┌──

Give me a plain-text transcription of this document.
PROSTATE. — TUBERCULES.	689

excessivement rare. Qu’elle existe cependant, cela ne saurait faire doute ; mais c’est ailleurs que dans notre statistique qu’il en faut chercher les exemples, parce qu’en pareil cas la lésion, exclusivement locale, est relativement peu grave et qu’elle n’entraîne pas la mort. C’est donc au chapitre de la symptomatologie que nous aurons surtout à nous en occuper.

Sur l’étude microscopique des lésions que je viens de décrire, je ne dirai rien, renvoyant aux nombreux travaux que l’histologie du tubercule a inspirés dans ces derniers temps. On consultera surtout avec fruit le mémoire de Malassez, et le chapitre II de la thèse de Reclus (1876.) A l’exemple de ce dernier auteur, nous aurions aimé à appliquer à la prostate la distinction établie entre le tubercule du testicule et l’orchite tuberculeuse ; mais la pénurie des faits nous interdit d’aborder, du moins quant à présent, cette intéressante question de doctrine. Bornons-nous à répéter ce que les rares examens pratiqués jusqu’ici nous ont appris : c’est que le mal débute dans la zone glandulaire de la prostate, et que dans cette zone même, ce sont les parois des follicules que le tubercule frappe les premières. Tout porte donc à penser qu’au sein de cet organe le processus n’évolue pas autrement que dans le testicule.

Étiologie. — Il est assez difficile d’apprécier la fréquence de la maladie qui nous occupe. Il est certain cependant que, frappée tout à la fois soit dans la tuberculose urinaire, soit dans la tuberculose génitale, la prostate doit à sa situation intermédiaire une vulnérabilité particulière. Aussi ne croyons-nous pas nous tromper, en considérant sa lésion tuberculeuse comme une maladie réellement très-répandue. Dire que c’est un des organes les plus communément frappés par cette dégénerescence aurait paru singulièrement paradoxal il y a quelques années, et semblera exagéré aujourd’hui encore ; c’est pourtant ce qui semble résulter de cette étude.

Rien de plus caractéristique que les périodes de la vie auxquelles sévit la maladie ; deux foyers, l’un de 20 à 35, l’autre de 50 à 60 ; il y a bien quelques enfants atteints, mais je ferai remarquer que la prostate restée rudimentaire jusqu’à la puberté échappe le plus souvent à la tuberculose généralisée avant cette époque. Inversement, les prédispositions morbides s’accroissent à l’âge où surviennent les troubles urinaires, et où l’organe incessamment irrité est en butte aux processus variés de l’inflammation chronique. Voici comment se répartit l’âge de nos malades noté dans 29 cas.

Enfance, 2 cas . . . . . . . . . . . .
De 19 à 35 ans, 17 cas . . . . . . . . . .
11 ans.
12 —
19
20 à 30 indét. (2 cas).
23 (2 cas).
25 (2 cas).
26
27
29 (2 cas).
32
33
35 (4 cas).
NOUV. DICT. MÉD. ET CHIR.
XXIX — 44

└──

**Exercise description:** Please reproduce the entire listing, exactly as shown.

**Response to this exercise:**
Give me a plain-text transcription of this document.
PROSTATE. — TUBERCULES.	689

excessivement rare. Qu’elle existe cependant, cela ne saurait faire doute ; mais c’est ailleurs que dans notre statistique qu’il en faut chercher les exemples, parce qu’en pareil cas la lésion, exclusivement locale, est relativement peu grave et qu’elle n’entraîne pas la mort. C’est donc au chapitre de la symptomatologie que nous aurons surtout à nous en occuper.

Sur l’étude microscopique des lésions que je viens de décrire, je ne dirai rien, renvoyant aux nombreux travaux que l’histologie du tubercule a inspirés dans ces derniers temps. On consultera surtout avec fruit le mémoire de Malassez, et le chapitre II de la thèse de Reclus (1876.) A l’exemple de ce dernier auteur, nous aurions aimé à appliquer à la prostate la distinction établie entre le tubercule du testicule et l’orchite tuberculeuse ; mais la pénurie des faits nous interdit d’aborder, du moins quant à présent, cette intéressante question de doctrine. Bornons-nous à répéter ce que les rares examens pratiqués jusqu’ici nous ont appris : c’est que le mal débute dans la zone glandulaire de la prostate, et que dans cette zone même, ce sont les parois des follicules que le tubercule frappe les premières. Tout porte donc à penser qu’au sein de cet organe le processus n’évolue pas autrement que dans le testicule.

Étiologie. — Il est assez difficile d’apprécier la fréquence de la maladie qui nous occupe. Il est certain cependant que, frappée tout à la fois soit dans la tuberculose urinaire, soit dans la tuberculose génitale, la prostate doit à sa situation intermédiaire une vulnérabilité particulière. Aussi ne croyons-nous pas nous tromper, en considérant sa lésion tuberculeuse comme une maladie réellement très-répandue. Dire que c’est un des organes les plus communément frappés par cette dégénerescence aurait paru singulièrement paradoxal il y a quelques années, et semblera exagéré aujourd’hui encore ; c’est pourtant ce qui semble résulter de cette étude.

Rien de plus caractéristique que les périodes de la vie auxquelles sévit la maladie ; deux foyers, l’un de 20 à 35, l’autre de 50 à 60 ; il y a bien quelques enfants atteints, mais je ferai remarquer que la prostate restée rudimentaire jusqu’à la puberté échappe le plus souvent à la tuberculose généralisée avant cette époque. Inversement, les prédispositions morbides s’accroissent à l’âge où surviennent les troubles urinaires, et où l’organe incessamment irrité est en butte aux processus variés de l’inflammation chronique. Voici comment se répartit l’âge de nos malades noté dans 29 cas.

Enfance, 2 cas . . . . . . . . . . . .
De 19 à 35 ans, 17 cas . . . . . . . . . .
11 ans.
12 —
19
20 à 30 indét. (2 cas).
23 (2 cas).
25 (2 cas).
26
27
29 (2 cas).
32
33
35 (4 cas).
NOUV. DICT. MÉD. ET CHIR.
XXIX — 44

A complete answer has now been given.